Texte source
==============================

Imaginez une usine centenaire qui a équipé des millions de foyers français. Des marques que vos grands-parents achetaient déjà : Brandt, Vedette, Sauter, De Dietrich. Et puis, un matin de décembre 2025, tout s’arrête. Le rideau tombe. 700 salariés apprennent qu’ils n’ont plus d’emploi. Le dernier bastion du gros électroménager tricolore vient de déposer le bilan définitivement.
Un siècle d’histoire qui s’éteint en silence
L’entreprise Brandt fêtait l’an dernier ses 100 ans. Créée en 1903, elle avait survécu à deux guerres mondiales, à la crise de 1929, aux Trente Glorieuses, à la concurrence asiatique des années 80-90. Elle incarnait encore, il y a peu, cette capacité française à produire des lave-linge et des réfrigérateurs de qualité, conçus et assemblés sur le sol national.
Et puis vint 2014. Le groupe algérien Cevital, dirigé par Issad Rebrab, rachète Brandt au fonds d’investissement israélien qui le détenait alors. L’opération est présentée comme un sauvetage. On parle d’investissements massifs, de relocalisation, d’export vers l’Afrique. Les salariés y croient. Les élus locaux aussi.
Dix ans plus tard, le rêve s’est transformé en cauchemar.
2014-2025 : la descente aux enfers
Dès 2016, les premiers signaux inquiétants apparaissent. Les investissements promis tardent. Les usines de Vendôme et d’Orléans tournent au ralenti. Les commandes pour l’export ne décollent pas. Les dettes, elles, s’accumulent.

==============================

Le problème
Traduisez en anglais, s’il vous plaît, cette phrase du texte sur Brandt : « Les usines de Vendôme et d’Orléans tournent au ralenti. »

Liste des données
==============================

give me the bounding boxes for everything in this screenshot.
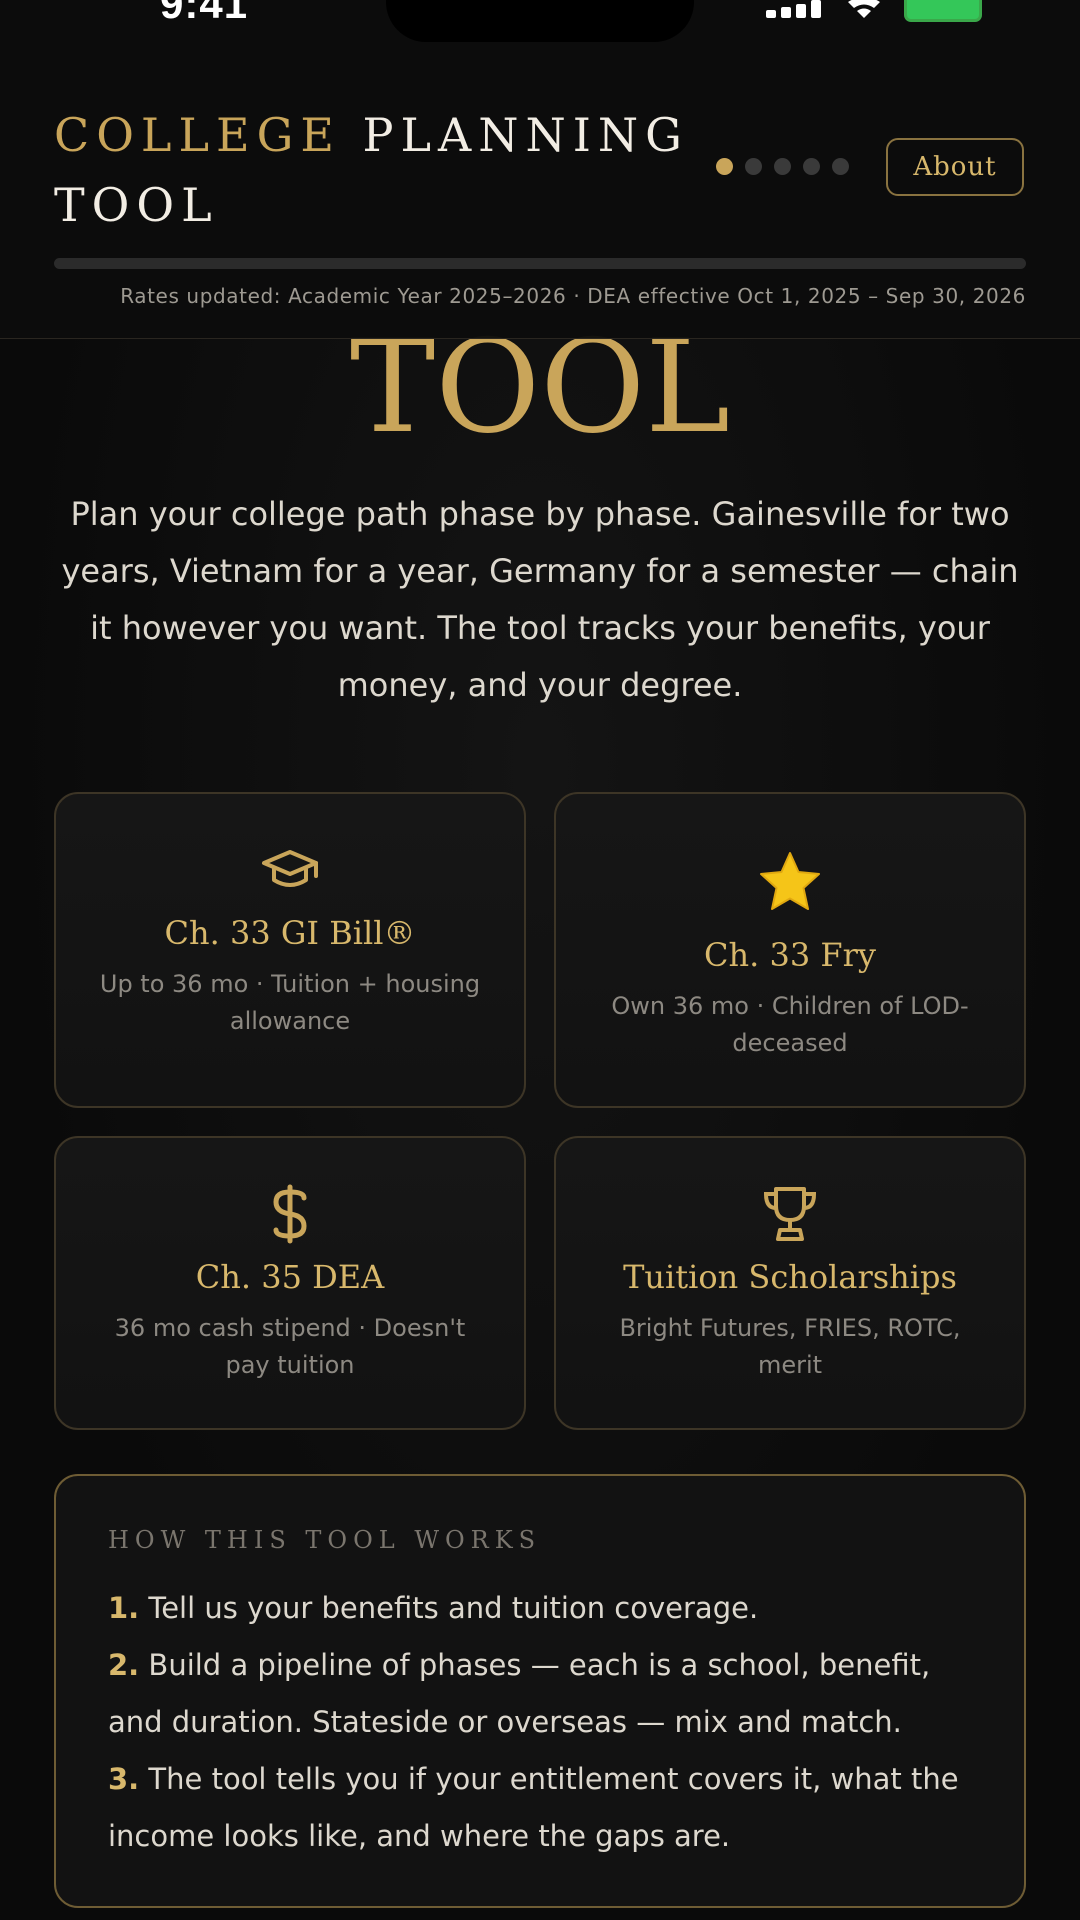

==============================

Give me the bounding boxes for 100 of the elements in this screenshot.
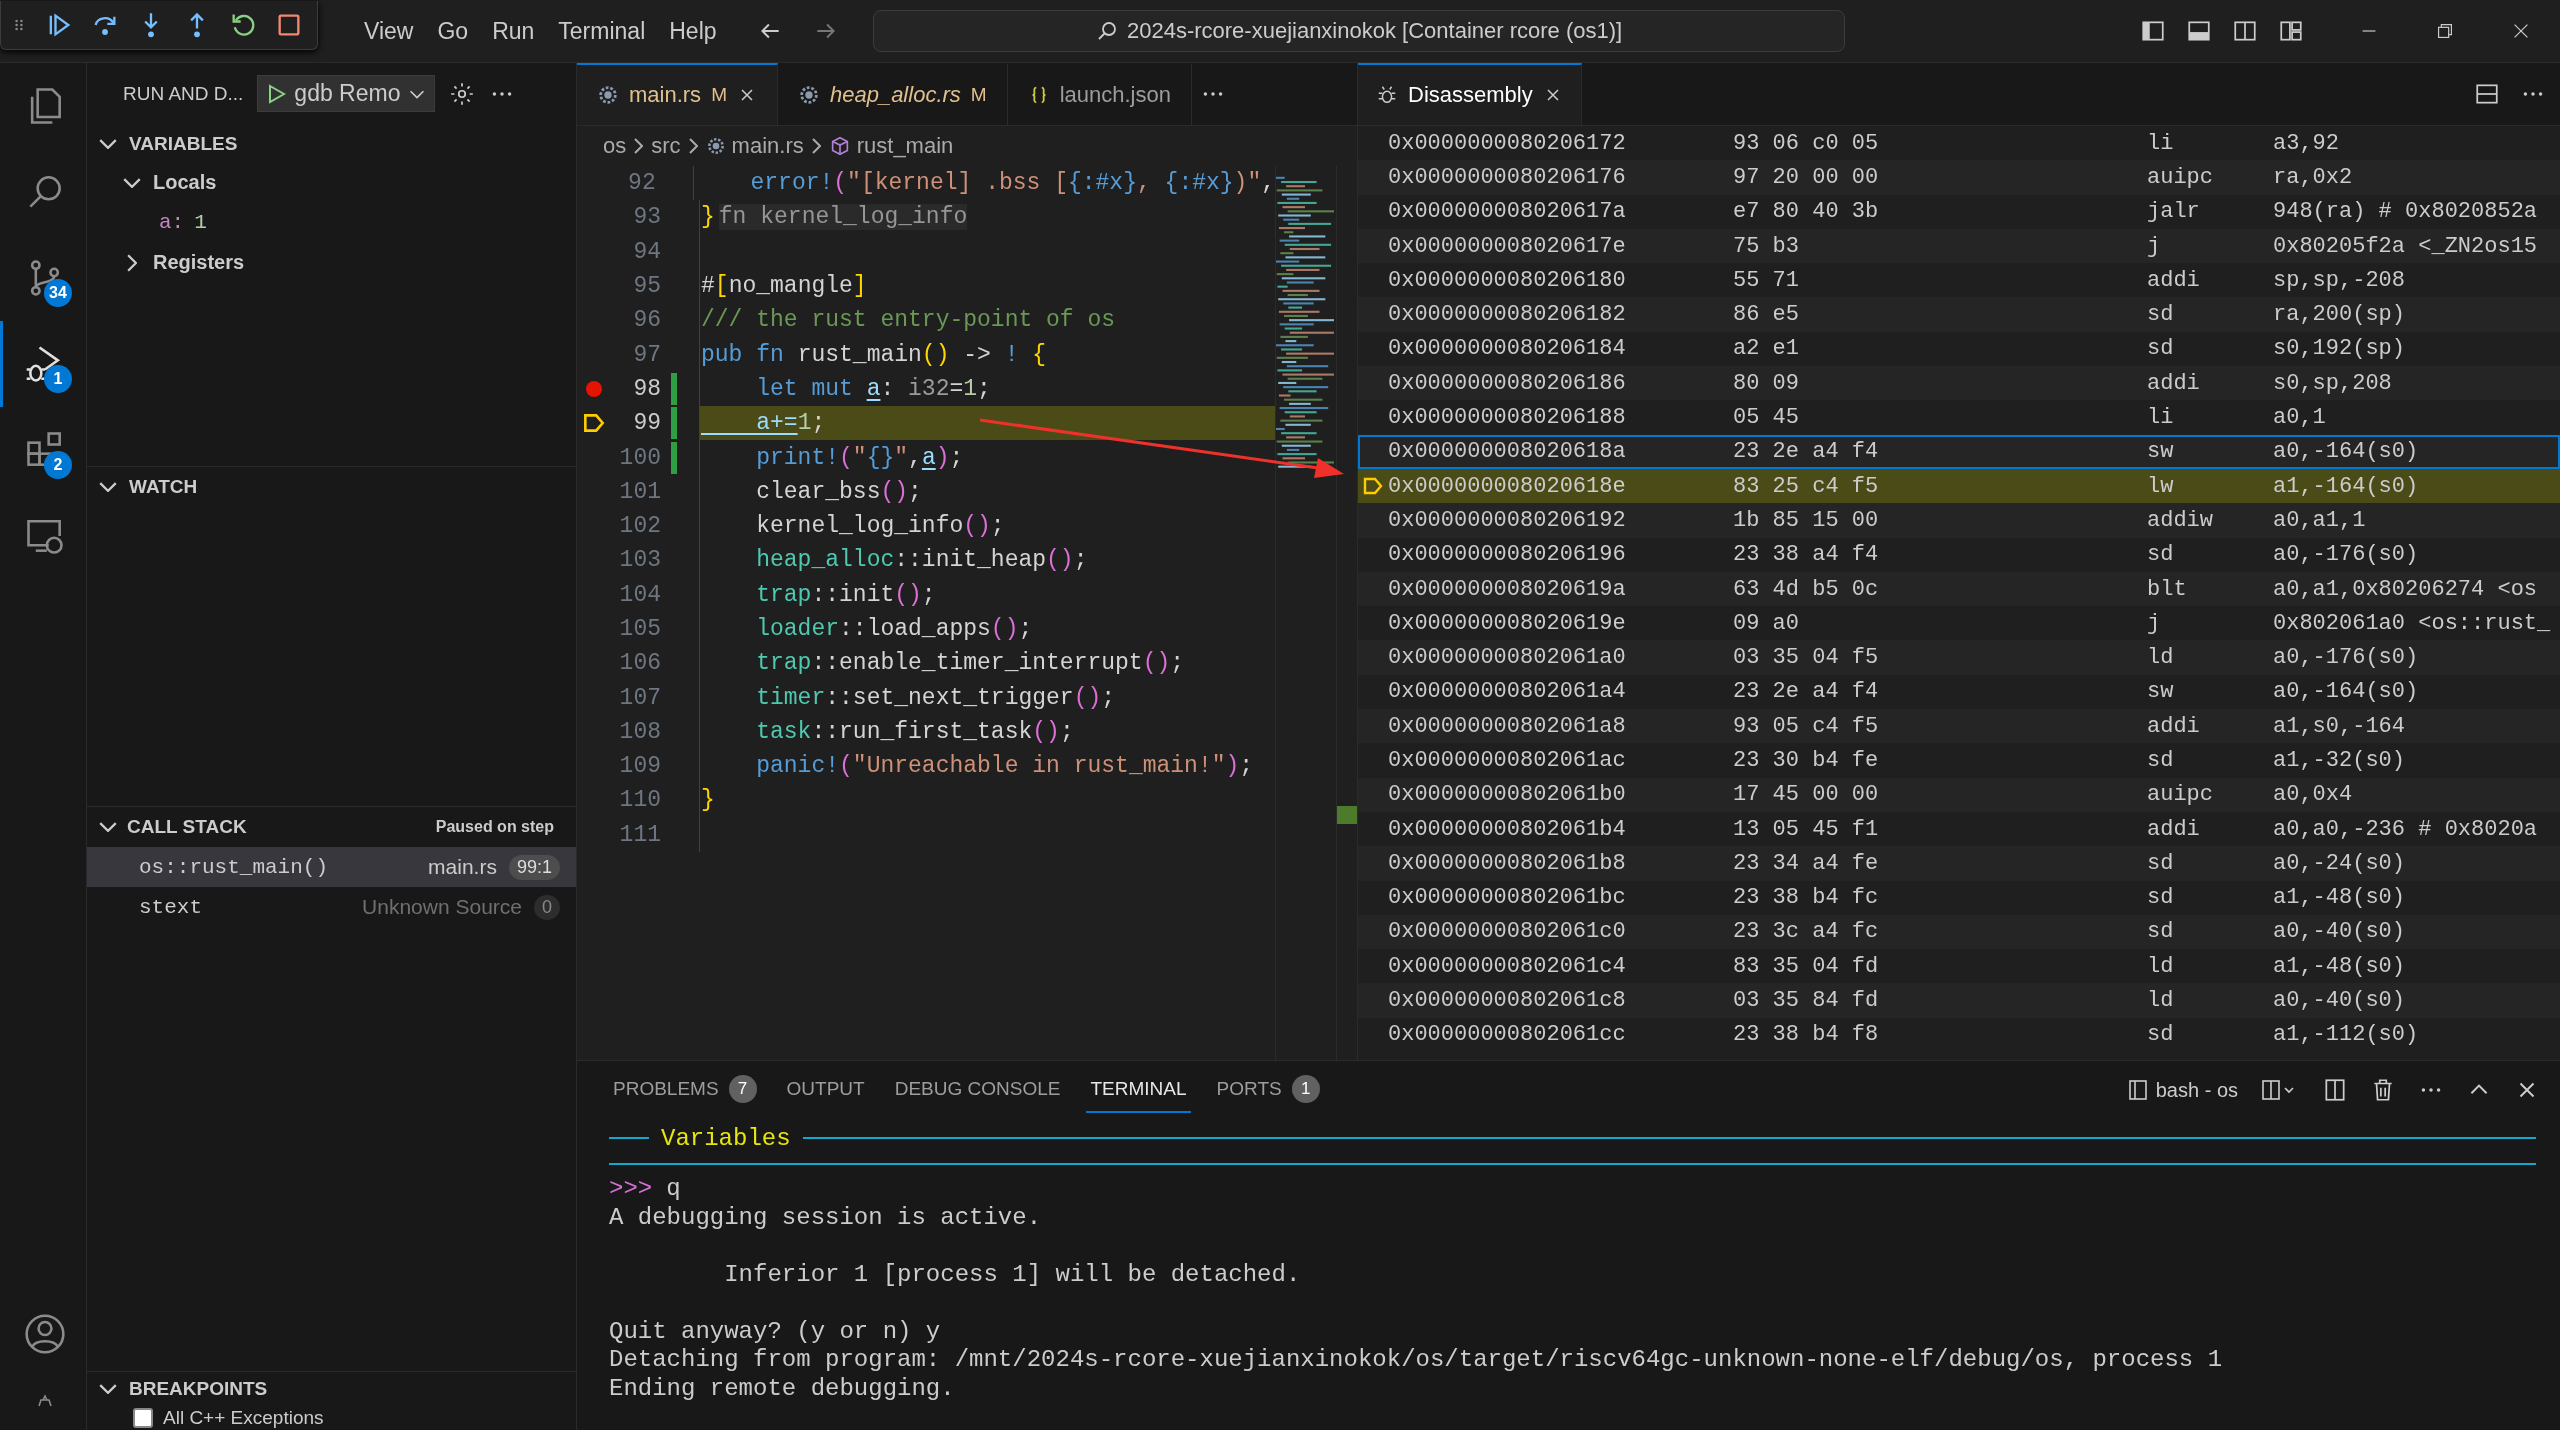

==============================

Réponse rédigée
The Vendôme and Orléans factories are running at reduced capacity.